### Problem details
Copy each line in the data that includes the word "SCAMBI".

### Data entries

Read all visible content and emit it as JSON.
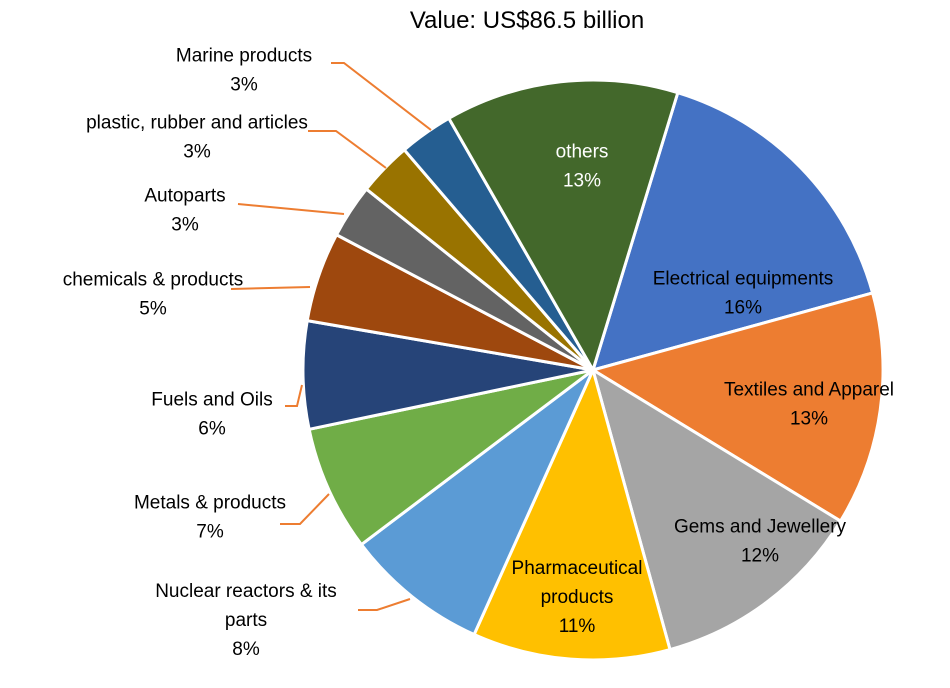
{
  "chart_data": {
    "type": "pie",
    "title": "Value: US$86.5 billion",
    "slices": [
      {
        "name": "Electrical equipments",
        "lines": [
          "Electrical equipments"
        ],
        "value": 16,
        "value_label": "16%",
        "color": "#4472C4",
        "label_color": "#000000",
        "label_position": "inside"
      },
      {
        "name": "Textiles and Apparel",
        "lines": [
          "Textiles and Apparel"
        ],
        "value": 13,
        "value_label": "13%",
        "color": "#ED7D31",
        "label_color": "#000000",
        "label_position": "inside"
      },
      {
        "name": "Gems and Jewellery",
        "lines": [
          "Gems and Jewellery"
        ],
        "value": 12,
        "value_label": "12%",
        "color": "#A5A5A5",
        "label_color": "#000000",
        "label_position": "inside"
      },
      {
        "name": "Pharmaceutical products",
        "lines": [
          "Pharmaceutical",
          "products"
        ],
        "value": 11,
        "value_label": "11%",
        "color": "#FFC000",
        "label_color": "#000000",
        "label_position": "inside"
      },
      {
        "name": "Nuclear reactors & its parts",
        "lines": [
          "Nuclear reactors & its",
          "parts"
        ],
        "value": 8,
        "value_label": "8%",
        "color": "#5B9BD5",
        "label_color": "#000000",
        "label_position": "outside"
      },
      {
        "name": "Metals & products",
        "lines": [
          "Metals & products"
        ],
        "value": 7,
        "value_label": "7%",
        "color": "#70AD47",
        "label_color": "#000000",
        "label_position": "outside"
      },
      {
        "name": "Fuels and Oils",
        "lines": [
          "Fuels and Oils"
        ],
        "value": 6,
        "value_label": "6%",
        "color": "#264478",
        "label_color": "#000000",
        "label_position": "outside"
      },
      {
        "name": "chemicals & products",
        "lines": [
          "chemicals & products"
        ],
        "value": 5,
        "value_label": "5%",
        "color": "#9E480E",
        "label_color": "#000000",
        "label_position": "outside"
      },
      {
        "name": "Autoparts",
        "lines": [
          "Autoparts"
        ],
        "value": 3,
        "value_label": "3%",
        "color": "#636363",
        "label_color": "#000000",
        "label_position": "outside"
      },
      {
        "name": "plastic, rubber and articles",
        "lines": [
          "plastic, rubber and articles"
        ],
        "value": 3,
        "value_label": "3%",
        "color": "#997300",
        "label_color": "#000000",
        "label_position": "outside"
      },
      {
        "name": "Marine products",
        "lines": [
          "Marine products"
        ],
        "value": 3,
        "value_label": "3%",
        "color": "#255E91",
        "label_color": "#000000",
        "label_position": "outside"
      },
      {
        "name": "others",
        "lines": [
          "others"
        ],
        "value": 13,
        "value_label": "13%",
        "color": "#43682B",
        "label_color": "#FFFFFF",
        "label_position": "inside"
      }
    ],
    "leader_line_color": "#ED7D31",
    "legend": "none"
  }
}
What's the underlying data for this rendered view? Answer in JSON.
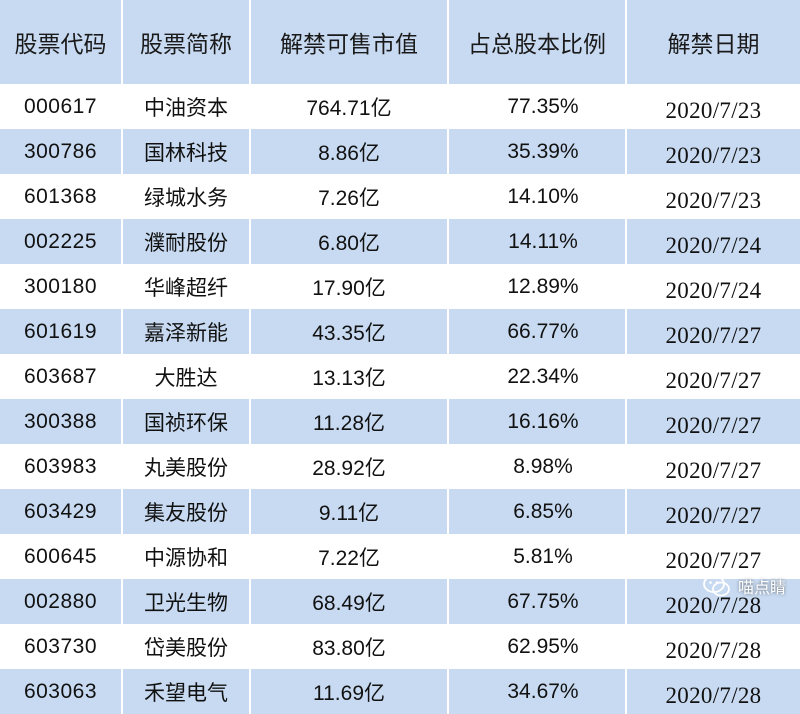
{
  "table": {
    "headers": [
      "股票代码",
      "股票简称",
      "解禁可售市值",
      "占总股本比例",
      "解禁日期"
    ],
    "rows": [
      {
        "code": "000617",
        "name": "中油资本",
        "value": "764.71亿",
        "ratio": "77.35%",
        "date": "2020/7/23"
      },
      {
        "code": "300786",
        "name": "国林科技",
        "value": "8.86亿",
        "ratio": "35.39%",
        "date": "2020/7/23"
      },
      {
        "code": "601368",
        "name": "绿城水务",
        "value": "7.26亿",
        "ratio": "14.10%",
        "date": "2020/7/23"
      },
      {
        "code": "002225",
        "name": "濮耐股份",
        "value": "6.80亿",
        "ratio": "14.11%",
        "date": "2020/7/24"
      },
      {
        "code": "300180",
        "name": "华峰超纤",
        "value": "17.90亿",
        "ratio": "12.89%",
        "date": "2020/7/24"
      },
      {
        "code": "601619",
        "name": "嘉泽新能",
        "value": "43.35亿",
        "ratio": "66.77%",
        "date": "2020/7/27"
      },
      {
        "code": "603687",
        "name": "大胜达",
        "value": "13.13亿",
        "ratio": "22.34%",
        "date": "2020/7/27"
      },
      {
        "code": "300388",
        "name": "国祯环保",
        "value": "11.28亿",
        "ratio": "16.16%",
        "date": "2020/7/27"
      },
      {
        "code": "603983",
        "name": "丸美股份",
        "value": "28.92亿",
        "ratio": "8.98%",
        "date": "2020/7/27"
      },
      {
        "code": "603429",
        "name": "集友股份",
        "value": "9.11亿",
        "ratio": "6.85%",
        "date": "2020/7/27"
      },
      {
        "code": "600645",
        "name": "中源协和",
        "value": "7.22亿",
        "ratio": "5.81%",
        "date": "2020/7/27"
      },
      {
        "code": "002880",
        "name": "卫光生物",
        "value": "68.49亿",
        "ratio": "67.75%",
        "date": "2020/7/28"
      },
      {
        "code": "603730",
        "name": "岱美股份",
        "value": "83.80亿",
        "ratio": "62.95%",
        "date": "2020/7/28"
      },
      {
        "code": "603063",
        "name": "禾望电气",
        "value": "11.69亿",
        "ratio": "34.67%",
        "date": "2020/7/28"
      }
    ]
  },
  "watermark": {
    "icon": "wechat-icon",
    "text": "喵点睛"
  },
  "colors": {
    "header_bg": "#c8daf1",
    "stripe_bg": "#c8daf1",
    "row_bg": "#ffffff"
  }
}
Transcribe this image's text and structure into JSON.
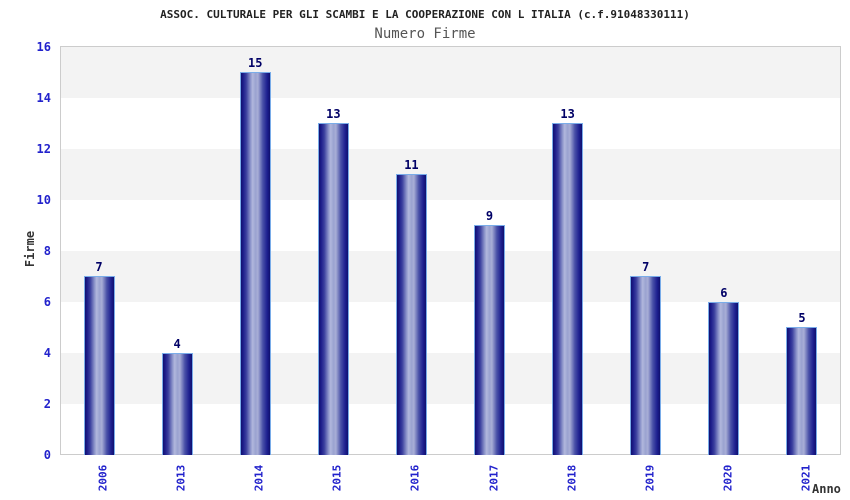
{
  "title": "ASSOC. CULTURALE PER GLI SCAMBI E LA COOPERAZIONE CON L ITALIA (c.f.91048330111)",
  "subtitle": "Numero Firme",
  "chart_data": {
    "type": "bar",
    "title": "ASSOC. CULTURALE PER GLI SCAMBI E LA COOPERAZIONE CON L ITALIA (c.f.91048330111)",
    "subtitle": "Numero Firme",
    "categories": [
      "2006",
      "2013",
      "2014",
      "2015",
      "2016",
      "2017",
      "2018",
      "2019",
      "2020",
      "2021"
    ],
    "values": [
      7,
      4,
      15,
      13,
      11,
      9,
      13,
      7,
      6,
      5
    ],
    "xlabel": "Anno",
    "ylabel": "Firme",
    "ylim": [
      0,
      16
    ],
    "yticks": [
      0,
      2,
      4,
      6,
      8,
      10,
      12,
      14,
      16
    ],
    "grid": "alternating-horizontal-bands",
    "legend": "none"
  },
  "colors": {
    "tick_label": "#2222cc",
    "value_label": "#000066",
    "title_text": "#222222",
    "subtitle_text": "#555555",
    "axis_title_text": "#333333",
    "band_gray": "#f3f3f3",
    "band_white": "#ffffff",
    "plot_border": "#cccccc",
    "bar_edge_dark": "#10106e",
    "bar_highlight": "#b2b8dd",
    "bar_border": "#79ace9",
    "background": "#ffffff"
  }
}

### Finished answer
  "title": "ASSOC. CULTURALE PER GLI SCAMBI E LA COOPERAZIONE CON L ITALIA (c.f.91048330111)",
    "title": "ASSOC. CULTURALE PER GLI SCAMBI E LA COOPERAZIONE CON L ITALIA (c.f.91048330111)",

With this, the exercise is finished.